Task requirements:
In the listing below, locate the lines that hold the string "координатные". Copy those lines.

-- Start of Records for this exercise --

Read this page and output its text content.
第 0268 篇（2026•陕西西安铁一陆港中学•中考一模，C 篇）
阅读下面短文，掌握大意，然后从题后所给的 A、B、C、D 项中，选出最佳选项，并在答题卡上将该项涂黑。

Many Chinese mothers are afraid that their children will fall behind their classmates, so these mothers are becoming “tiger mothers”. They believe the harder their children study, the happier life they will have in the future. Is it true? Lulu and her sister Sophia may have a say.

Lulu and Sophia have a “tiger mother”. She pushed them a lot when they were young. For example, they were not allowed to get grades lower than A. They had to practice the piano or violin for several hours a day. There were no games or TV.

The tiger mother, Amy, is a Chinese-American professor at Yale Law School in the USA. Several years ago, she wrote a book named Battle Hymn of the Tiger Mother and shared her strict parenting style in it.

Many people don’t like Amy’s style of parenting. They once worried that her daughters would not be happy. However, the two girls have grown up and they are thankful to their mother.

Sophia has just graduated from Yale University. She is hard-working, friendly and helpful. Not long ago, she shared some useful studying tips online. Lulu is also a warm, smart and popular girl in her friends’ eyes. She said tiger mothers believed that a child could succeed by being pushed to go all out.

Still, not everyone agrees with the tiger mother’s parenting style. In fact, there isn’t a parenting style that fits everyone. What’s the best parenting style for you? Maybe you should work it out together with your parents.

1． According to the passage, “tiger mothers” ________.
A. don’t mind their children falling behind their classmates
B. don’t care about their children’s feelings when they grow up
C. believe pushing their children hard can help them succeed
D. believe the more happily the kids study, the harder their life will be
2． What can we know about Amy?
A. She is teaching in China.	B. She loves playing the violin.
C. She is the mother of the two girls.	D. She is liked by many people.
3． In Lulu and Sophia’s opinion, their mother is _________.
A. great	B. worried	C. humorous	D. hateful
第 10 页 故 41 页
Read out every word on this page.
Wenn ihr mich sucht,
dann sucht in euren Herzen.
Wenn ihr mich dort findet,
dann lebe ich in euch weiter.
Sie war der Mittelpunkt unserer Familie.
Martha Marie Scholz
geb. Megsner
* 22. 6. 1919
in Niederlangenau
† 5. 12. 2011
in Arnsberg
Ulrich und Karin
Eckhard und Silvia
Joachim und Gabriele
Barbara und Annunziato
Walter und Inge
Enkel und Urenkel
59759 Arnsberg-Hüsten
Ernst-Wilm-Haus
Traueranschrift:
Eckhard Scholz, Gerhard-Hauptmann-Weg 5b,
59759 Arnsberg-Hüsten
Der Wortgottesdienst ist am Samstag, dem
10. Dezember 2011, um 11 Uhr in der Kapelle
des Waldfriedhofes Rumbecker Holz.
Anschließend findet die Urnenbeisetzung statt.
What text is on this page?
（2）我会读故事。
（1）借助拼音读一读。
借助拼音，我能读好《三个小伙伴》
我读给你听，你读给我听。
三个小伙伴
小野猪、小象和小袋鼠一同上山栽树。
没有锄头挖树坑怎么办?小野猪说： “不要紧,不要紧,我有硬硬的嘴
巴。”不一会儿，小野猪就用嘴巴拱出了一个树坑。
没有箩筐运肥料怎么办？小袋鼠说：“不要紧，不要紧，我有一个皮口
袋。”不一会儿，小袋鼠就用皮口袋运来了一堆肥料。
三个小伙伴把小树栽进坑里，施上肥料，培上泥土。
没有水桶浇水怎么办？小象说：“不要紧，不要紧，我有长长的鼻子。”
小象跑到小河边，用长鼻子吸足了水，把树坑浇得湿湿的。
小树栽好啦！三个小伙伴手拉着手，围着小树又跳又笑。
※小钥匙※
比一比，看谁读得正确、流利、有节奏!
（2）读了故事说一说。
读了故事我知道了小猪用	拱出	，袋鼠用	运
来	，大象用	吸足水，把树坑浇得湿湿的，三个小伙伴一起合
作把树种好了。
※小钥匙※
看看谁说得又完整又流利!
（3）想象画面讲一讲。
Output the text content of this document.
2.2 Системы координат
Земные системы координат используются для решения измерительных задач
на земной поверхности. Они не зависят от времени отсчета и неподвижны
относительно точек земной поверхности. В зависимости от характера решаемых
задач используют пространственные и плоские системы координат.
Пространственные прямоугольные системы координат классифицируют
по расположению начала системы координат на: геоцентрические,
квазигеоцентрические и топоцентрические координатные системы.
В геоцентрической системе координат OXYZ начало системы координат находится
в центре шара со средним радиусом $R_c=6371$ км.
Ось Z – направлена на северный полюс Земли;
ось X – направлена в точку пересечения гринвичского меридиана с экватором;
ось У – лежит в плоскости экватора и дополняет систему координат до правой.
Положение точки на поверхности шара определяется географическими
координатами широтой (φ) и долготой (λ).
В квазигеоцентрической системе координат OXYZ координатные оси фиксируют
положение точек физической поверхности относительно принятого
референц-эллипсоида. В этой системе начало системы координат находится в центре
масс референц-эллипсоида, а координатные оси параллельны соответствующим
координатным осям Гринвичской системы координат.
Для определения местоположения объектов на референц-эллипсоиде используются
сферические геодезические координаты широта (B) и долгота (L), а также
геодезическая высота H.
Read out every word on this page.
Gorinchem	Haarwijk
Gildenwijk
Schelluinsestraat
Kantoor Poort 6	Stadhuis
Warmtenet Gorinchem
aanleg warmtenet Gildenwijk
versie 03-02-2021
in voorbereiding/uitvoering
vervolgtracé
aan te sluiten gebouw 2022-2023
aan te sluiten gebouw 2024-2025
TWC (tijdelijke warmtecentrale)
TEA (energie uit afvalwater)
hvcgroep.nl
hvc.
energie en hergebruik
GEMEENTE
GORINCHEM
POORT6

-- End of Records for this exercise --

The solution:
квазигеоцентрические и топоцентрические координатные системы.
В квазигеоцентрической системе координат OXYZ координатные оси фиксируют
масс референц-эллипсоида, а координатные оси параллельны соответствующим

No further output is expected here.